__SOURCE EXCERPT__
● ● ● ● ● ● ●

BRIEF DESCRIPTION OF THE DRAWINGS
The above object and advantages of the present invention will
become more apparent by describing in detail preferred embodiments
thereof with reference to the attached drawings.
FIG. 1 is a perspective view of the internal structure of a typical
surface discharge type triode plasma display panel.
FIG. 2 is a sectional view of an example of a discharge cell in the
plasma display panel shown in FIG. 1.
FIG. 3 is a timing chart of a typical address-display separation
driving method with respect to Y-electrode lines of the plasma
display panel shown in FIG. 1.
FIG. 4 is a timing chart of a typical address-while-display driving
method with respect to Y-electrode lines of the plasma display
panel shown in FIG. 1.

● ● ● ● ● ● ●

__PROVIDED MATERIAL__

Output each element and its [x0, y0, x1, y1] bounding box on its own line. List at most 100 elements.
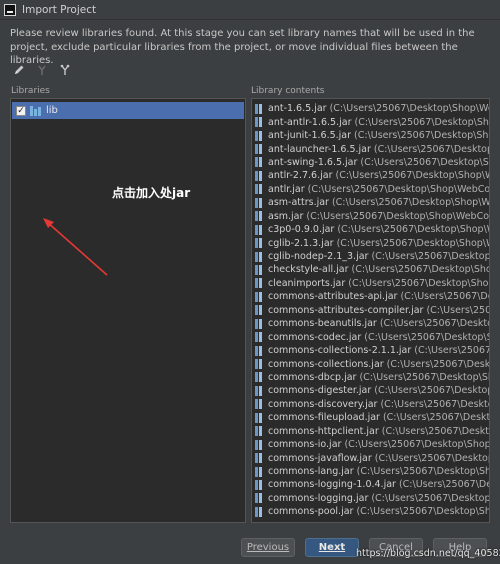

● ● ● ● ● ● ●

__GOALS__
1 > In the drawing descriptions, what does FIG. 2 show?
2 > List every figure named in the drawing descriptions, with the type of view or chart given for each.
Please answer using only the drawing descriptions, not the listing.

__EXERCISE RESPONSES__
1 > A sectional view of an example of a discharge cell in the plasma display panel shown in FIG. 1.

2 >
FIG. 1: perspective view
FIG. 2: sectional view
FIG. 3: timing chart
FIG. 4: timing chart